Dataset items
┄┄┄┄┄┄┄┄┄┄┄┄┄┄┄┄┄┄┄┄
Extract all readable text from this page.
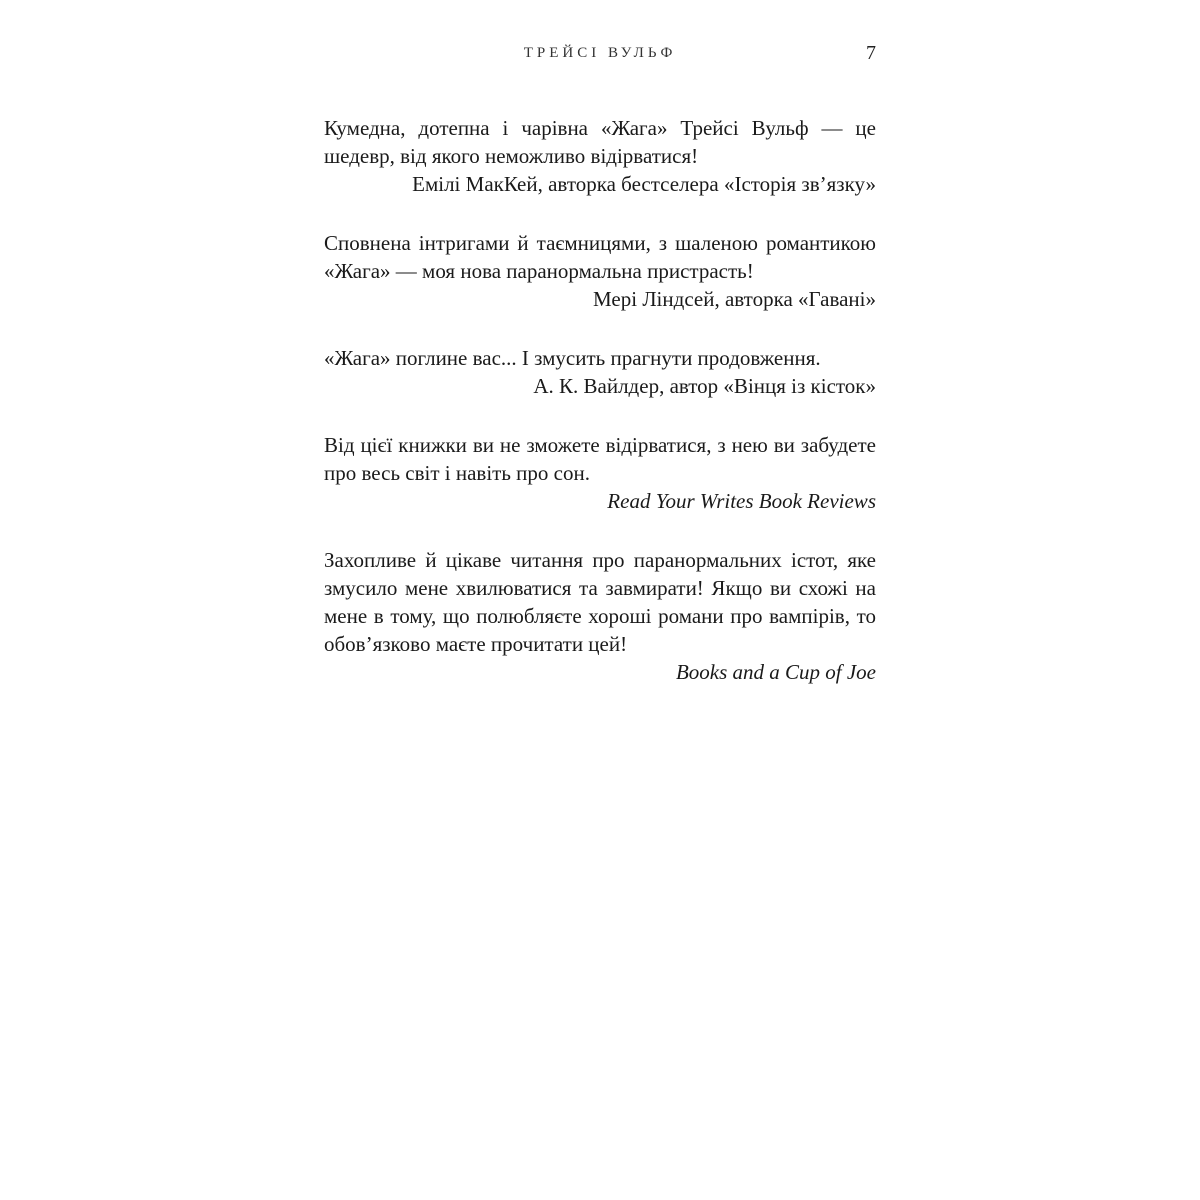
ТРЕЙСІ ВУЛЬФ	7

Кумедна, дотепна і чарівна «Жага» Трейсі Вульф — це шедевр, від якого неможливо відірватися!

Емілі МакКей, авторка бестселера «Історія зв’язку»

Сповнена інтригами й таємницями, з шаленою романтикою «Жага» — моя нова паранормальна пристрасть!

Мері Ліндсей, авторка «Гавані»

«Жага» поглине вас... І змусить прагнути продовження.

А. К. Вайлдер, автор «Вінця із кісток»

Від цієї книжки ви не зможете відірватися, з нею ви забудете про весь світ і навіть про сон.

Read Your Writes Book Reviews

Захопливе й цікаве читання про паранормальних істот, яке змусило мене хвилюватися та завмирати! Якщо ви схожі на мене в тому, що полюбляєте хороші романи про вампірів, то обов’язково маєте прочитати цей!

Books and a Cup of Joe
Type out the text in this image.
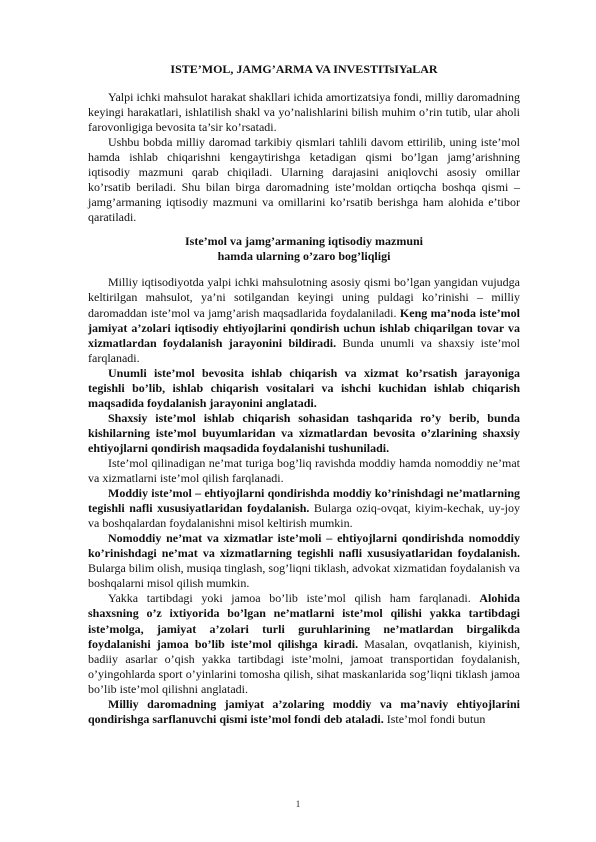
ISTE’MOL, JAMG’ARMA VA INVESTITsIYaLAR

Yalpi ichki mahsulot harakat shakllari ichida amortizatsiya fondi, milliy daromadning keyingi harakatlari, ishlatilish shakl va yo’nalishlarini bilish muhim o’rin tutib, ular aholi farovonligiga bevosita ta’sir ko’rsatadi.

Ushbu bobda milliy daromad tarkibiy qismlari tahlili davom ettirilib, uning iste’mol hamda ishlab chiqarishni kengaytirishga ketadigan qismi bo’lgan jamg’arishning iqtisodiy mazmuni qarab chiqiladi. Ularning darajasini aniqlovchi asosiy omillar ko’rsatib beriladi. Shu bilan birga daromadning iste’moldan ortiqcha boshqa qismi – jamg’armaning iqtisodiy mazmuni va omillarini ko’rsatib berishga ham alohida e’tibor qaratiladi.

Iste’mol va jamg’armaning iqtisodiy mazmuni
hamda ularning o’zaro bog’liqligi

Milliy iqtisodiyotda yalpi ichki mahsulotning asosiy qismi bo’lgan yangidan vujudga keltirilgan mahsulot, ya’ni sotilgandan keyingi uning puldagi ko’rinishi – milliy daromaddan iste’mol va jamg’arish maqsadlarida foydalaniladi. Keng ma’noda iste’mol jamiyat a’zolari iqtisodiy ehtiyojlarini qondirish uchun ishlab chiqarilgan tovar va xizmatlardan foydalanish jarayonini bildiradi. Bunda unumli va shaxsiy iste’mol farqlanadi.

Unumli iste’mol bevosita ishlab chiqarish va xizmat ko’rsatish jarayoniga tegishli bo’lib, ishlab chiqarish vositalari va ishchi kuchidan ishlab chiqarish maqsadida foydalanish jarayonini anglatadi.

Shaxsiy iste’mol ishlab chiqarish sohasidan tashqarida ro’y berib, bunda kishilarning iste’mol buyumlaridan va xizmatlardan bevosita o’zlarining shaxsiy ehtiyojlarni qondirish maqsadida foydalanishi tushuniladi.

Iste’mol qilinadigan ne’mat turiga bog’liq ravishda moddiy hamda nomoddiy ne’mat va xizmatlarni iste’mol qilish farqlanadi.

Moddiy iste’mol – ehtiyojlarni qondirishda moddiy ko’rinishdagi ne’matlarning tegishli nafli xususiyatlaridan foydalanish. Bularga oziq-ovqat, kiyim-kechak, uy-joy va boshqalardan foydalanishni misol keltirish mumkin.

Nomoddiy ne’mat va xizmatlar iste’moli – ehtiyojlarni qondirishda nomoddiy ko’rinishdagi ne’mat va xizmatlarning tegishli nafli xususiyatlaridan foydalanish. Bularga bilim olish, musiqa tinglash, sog’liqni tiklash, advokat xizmatidan foydalanish va boshqalarni misol qilish mumkin.

Yakka tartibdagi yoki jamoa bo’lib iste’mol qilish ham farqlanadi. Alohida shaxsning o’z ixtiyorida bo’lgan ne’matlarni iste’mol qilishi yakka tartibdagi iste’molga, jamiyat a’zolari turli guruhlarining ne’matlardan birgalikda foydalanishi jamoa bo’lib iste’mol qilishga kiradi. Masalan, ovqatlanish, kiyinish, badiiy asarlar o’qish yakka tartibdagi iste’molni, jamoat transportidan foydalanish, o’yingohlarda sport o’yinlarini tomosha qilish, sihat maskanlarida sog’liqni tiklash jamoa bo’lib iste’mol qilishni anglatadi.

Milliy daromadning jamiyat a’zolaring moddiy va ma’naviy ehtiyojlarini qondirishga sarflanuvchi qismi iste’mol fondi deb ataladi. Iste’mol fondi butun

1
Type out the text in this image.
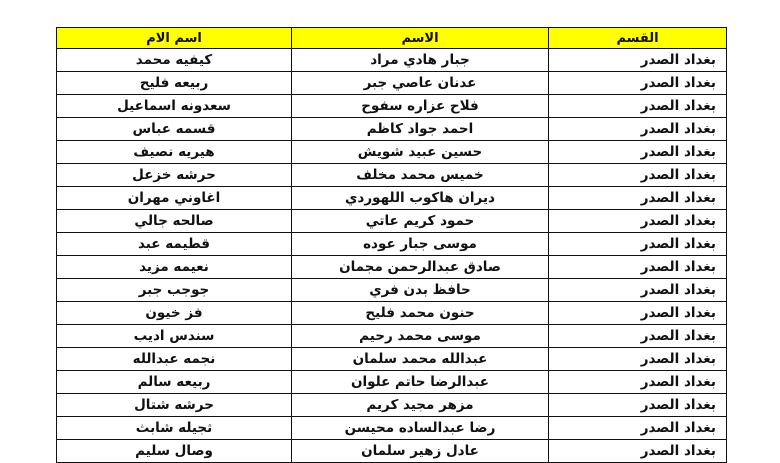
القسم	الاسم	اسم الام
بغداد الصدر	جبار هادي مراد	كيفيه محمد
بغداد الصدر	عدنان عاصي جبر	ربيعه فليح
بغداد الصدر	فلاح عزاره سفوح	سعدونه اسماعيل
بغداد الصدر	احمد جواد كاظم	قسمه عباس
بغداد الصدر	حسين عبيد شويش	هيريه نصيف
بغداد الصدر	خميس محمد مخلف	حرشه خزعل
بغداد الصدر	ديران هاكوب اللهوردي	اغاوني مهران
بغداد الصدر	حمود كريم عاتي	صالحه جالي
بغداد الصدر	موسى جبار عوده	قطيمه عبد
بغداد الصدر	صادق عبدالرحمن مجمان	نعيمه مزيد
بغداد الصدر	حافظ بدن فري	جوجب جبر
بغداد الصدر	حنون محمد فليح	فز خيون
بغداد الصدر	موسى محمد رحيم	سندس اديب
بغداد الصدر	عبدالله محمد سلمان	نجمه عبدالله
بغداد الصدر	عبدالرضا حاتم علوان	ربيعه سالم
بغداد الصدر	مزهر مجيد كريم	حرشه شتال
بغداد الصدر	رضا عبدالساده محيسن	ثجيله شابث
بغداد الصدر	عادل زهير سلمان	وصال سليم
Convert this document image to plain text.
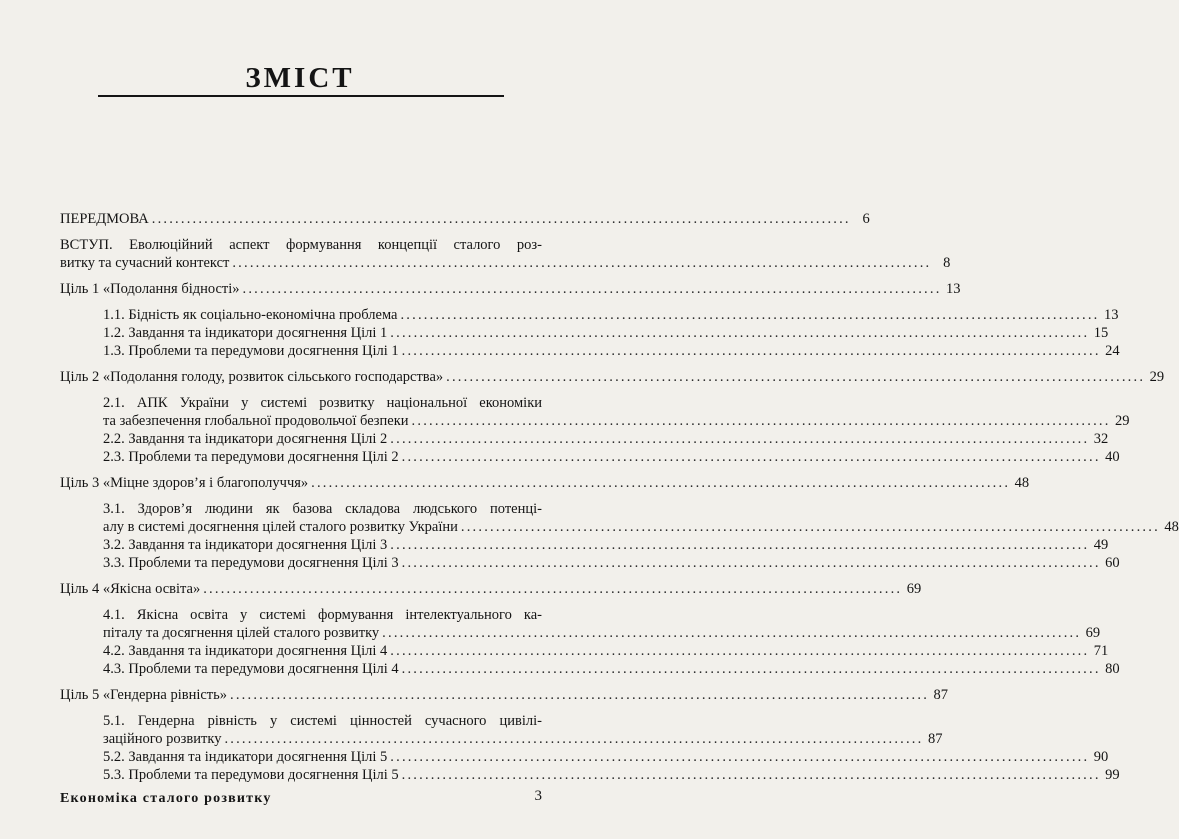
ЗМІСТ
ПЕРЕДМОВА ........................................................................................................................ 6
ВСТУП. Еволюційний аспект формування концепції сталого роз-
витку та сучасний контекст ........................................................................................................................ 8
Ціль 1 «Подолання бідності» ........................................................................................................................ 13
1.1. Бідність як соціально-економічна проблема ........................................................................................................................ 13
1.2. Завдання та індикатори досягнення Цілі 1 ........................................................................................................................ 15
1.3. Проблеми та передумови досягнення Цілі 1 ........................................................................................................................ 24
Ціль 2 «Подолання голоду, розвиток сільського господарства» ........................................................................................................................ 29
2.1. АПК України у системі розвитку національної економіки
та забезпечення глобальної продовольчої безпеки ........................................................................................................................ 29
2.2. Завдання та індикатори досягнення Цілі 2 ........................................................................................................................ 32
2.3. Проблеми та передумови досягнення Цілі 2 ........................................................................................................................ 40
Ціль 3 «Міцне здоров’я і благополуччя» ........................................................................................................................ 48
3.1. Здоров’я людини як базова складова людського потенці-
алу в системі досягнення цілей сталого розвитку України ........................................................................................................................ 48
3.2. Завдання та індикатори досягнення Цілі 3 ........................................................................................................................ 49
3.3. Проблеми та передумови досягнення Цілі 3 ........................................................................................................................ 60
Ціль 4 «Якісна освіта» ........................................................................................................................ 69
4.1. Якісна освіта у системі формування інтелектуального ка-
піталу та досягнення цілей сталого розвитку ........................................................................................................................ 69
4.2. Завдання та індикатори досягнення Цілі 4 ........................................................................................................................ 71
4.3. Проблеми та передумови досягнення Цілі 4 ........................................................................................................................ 80
Ціль 5 «Гендерна рівність» ........................................................................................................................ 87
5.1. Гендерна рівність у системі цінностей сучасного цивілі-
заційного розвитку ........................................................................................................................ 87
5.2. Завдання та індикатори досягнення Цілі 5 ........................................................................................................................ 90
5.3. Проблеми та передумови досягнення Цілі 5 ........................................................................................................................ 99
Економіка сталого розвитку	3
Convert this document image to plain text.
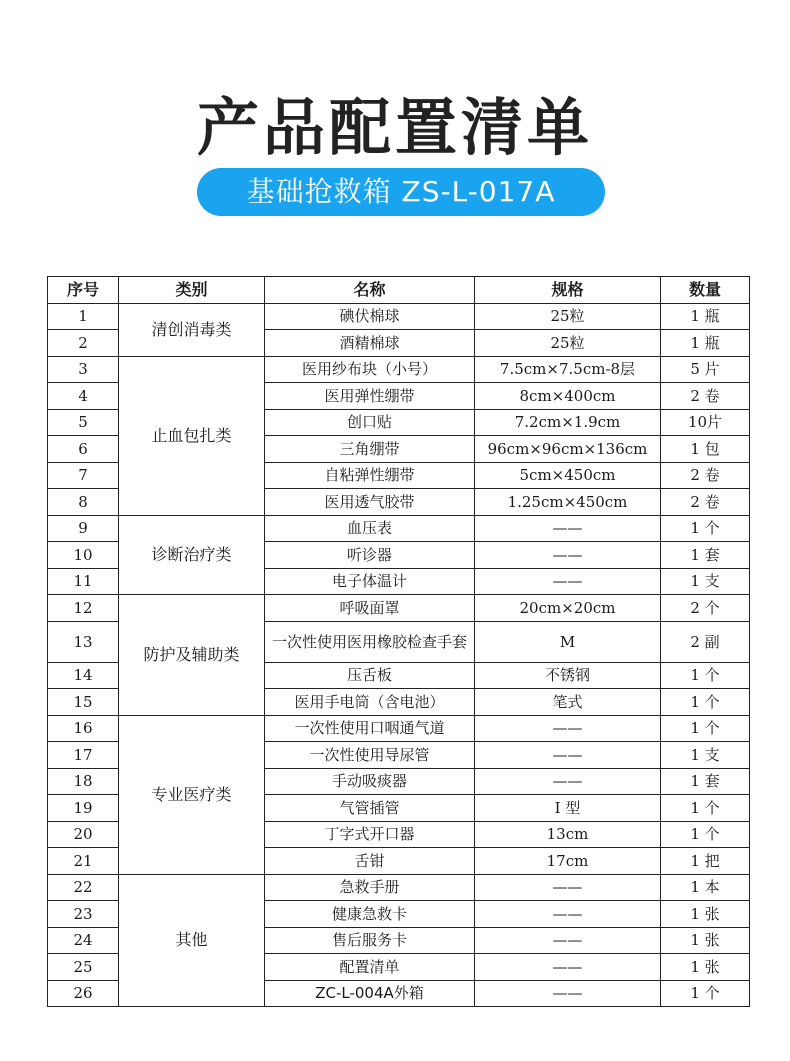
产品配置清单
基础抢救箱 ZS-L-017A
序号	类别	名称	规格	数量
1	清创消毒类	碘伏棉球	25粒	1 瓶
2		酒精棉球	25粒	1 瓶
3	止血包扎类	医用纱布块（小号）	7.5cm×7.5cm-8层	5 片
4		医用弹性绷带	8cm×400cm	2 卷
5		创口贴	7.2cm×1.9cm	10片
6		三角绷带	96cm×96cm×136cm	1 包
7		自粘弹性绷带	5cm×450cm	2 卷
8		医用透气胶带	1.25cm×450cm	2 卷
9	诊断治疗类	血压表	——	1 个
10		听诊器	——	1 套
11		电子体温计	——	1 支
12	防护及辅助类	呼吸面罩	20cm×20cm	2 个
13		一次性使用医用橡胶检查手套	M	2 副
14		压舌板	不锈钢	1 个
15		医用手电筒（含电池）	笔式	1 个
16	专业医疗类	一次性使用口咽通气道	——	1 个
17		一次性使用导尿管	——	1 支
18		手动吸痰器	——	1 套
19		气管插管	I 型	1 个
20		丁字式开口器	13cm	1 个
21		舌钳	17cm	1 把
22	其他	急救手册	——	1 本
23		健康急救卡	——	1 张
24		售后服务卡	——	1 张
25		配置清单	——	1 张
26		ZC-L-004A外箱	——	1 个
┄┄┄┄┄┄┄┄┄┄┄┄┄┄┄┄┄┄┄┄
▶ _Directions for this task_
Among the lines of the data, identify those with the word "anglatadi". Copy each of them.

▶ _Response to this exercise_
Unumli iste’mol bevosita ishlab chiqarish va xizmat ko’rsatish jarayoniga tegishli bo’lib, ishlab chiqarish vositalari va ishchi kuchidan ishlab chiqarish maqsadida foydalanish jarayonini anglatadi.
Yakka tartibdagi yoki jamoa bo’lib iste’mol qilish ham farqlanadi. Alohida shaxsning o’z ixtiyorida bo’lgan ne’matlarni iste’mol qilishi yakka tartibdagi iste’molga, jamiyat a’zolari turli guruhlarining ne’matlardan birgalikda foydalanishi jamoa bo’lib iste’mol qilishga kiradi. Masalan, ovqatlanish, kiyinish, badiiy asarlar o’qish yakka tartibdagi iste’molni, jamoat transportidan foydalanish, o’yingohlarda sport o’yinlarini tomosha qilish, sihat maskanlarida sog’liqni tiklash jamoa bo’lib iste’mol qilishni anglatadi.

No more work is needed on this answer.